TASK STATEMENT: Find the number of lines below in which the word "vehicles" appears, and write that number only.
** Start RECORDS SHOWN **
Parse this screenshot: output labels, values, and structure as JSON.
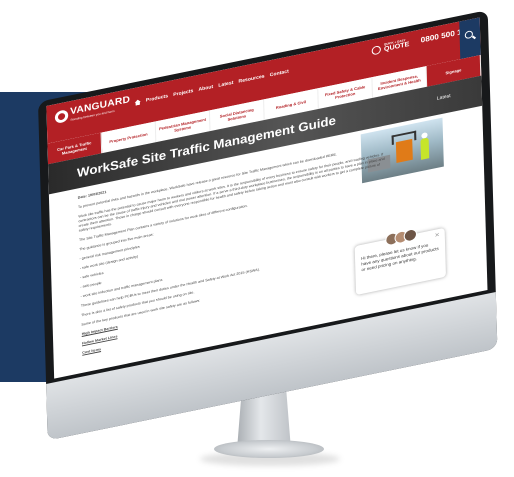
{
  "header": {
    "logo_text": "VANGUARD",
    "logo_tagline": "Standing between you and harm",
    "nav": [
      "Products",
      "Projects",
      "About",
      "Latest",
      "Resources",
      "Contact"
    ],
    "quote_small": "QUICK + EASY",
    "quote_big": "QUOTE",
    "phone": "0800 500 147"
  },
  "subnav": [
    "Car Park & Traffic Management",
    "Property Protection",
    "Pedestrian Management Systems",
    "Social Distancing Solutions",
    "Roading & Civil",
    "Fixed Safety & Cable Protection",
    "Incident Response, Environment & Health",
    "Signage"
  ],
  "hero": {
    "title": "WorkSafe Site Traffic Management Guide",
    "latest": "Latest"
  },
  "article": {
    "date": "Date: 19/03/2021",
    "intro": "To prevent potential risks and hazards in the workplace, WorkSafe have release a great resource for Site Traffic Management which can be downloaded HERE.",
    "para1": "Work site traffic has the potential to cause major harm to workers and visitors at work sites. It is the responsibility of every business to ensure safety for their people, and roading vehicles. If contractors can be the cause of traffic injury and vehicles and mot power attention. If a serve a third-duty workplace businesses, the responsibility is on all parties to have a plan in place and create them attention. Those in charge should consult with everyone responsible for health and safety before taking action and most also consult with workers to get a complete picture of safety requirements.",
    "para2": "The Site Traffic Management Plan contains a variety of solutions for work sites of different configuration.",
    "para3": "The guidance is grouped into five main areas:",
    "bullets": [
      "- general risk management principles",
      "- safe work site (design and activity)",
      "- safe vehicles",
      "- safe people",
      "- work site induction and traffic management plans"
    ],
    "para4": "These guidelines can help PCBUs to meet their duties under the Health and Safety at Work Act 2015 (HSWA).",
    "para5": "There is also a list of safety products that you should be using on site.",
    "para6": "Some of the key products that are used in work site safety are as follows:",
    "links": [
      "High Impact Barriers",
      "Hollow Market Lines",
      "Cost Items"
    ]
  },
  "chat": {
    "message": "Hi there, please let us know if you have any questions about our products or need pricing on anything."
  },
  "colors": {
    "brand_red": "#b32025",
    "navy": "#1c3a63"
  }
}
** End RECORDS SHOWN **
SOLUTION FOR THIS EXERCISE: 2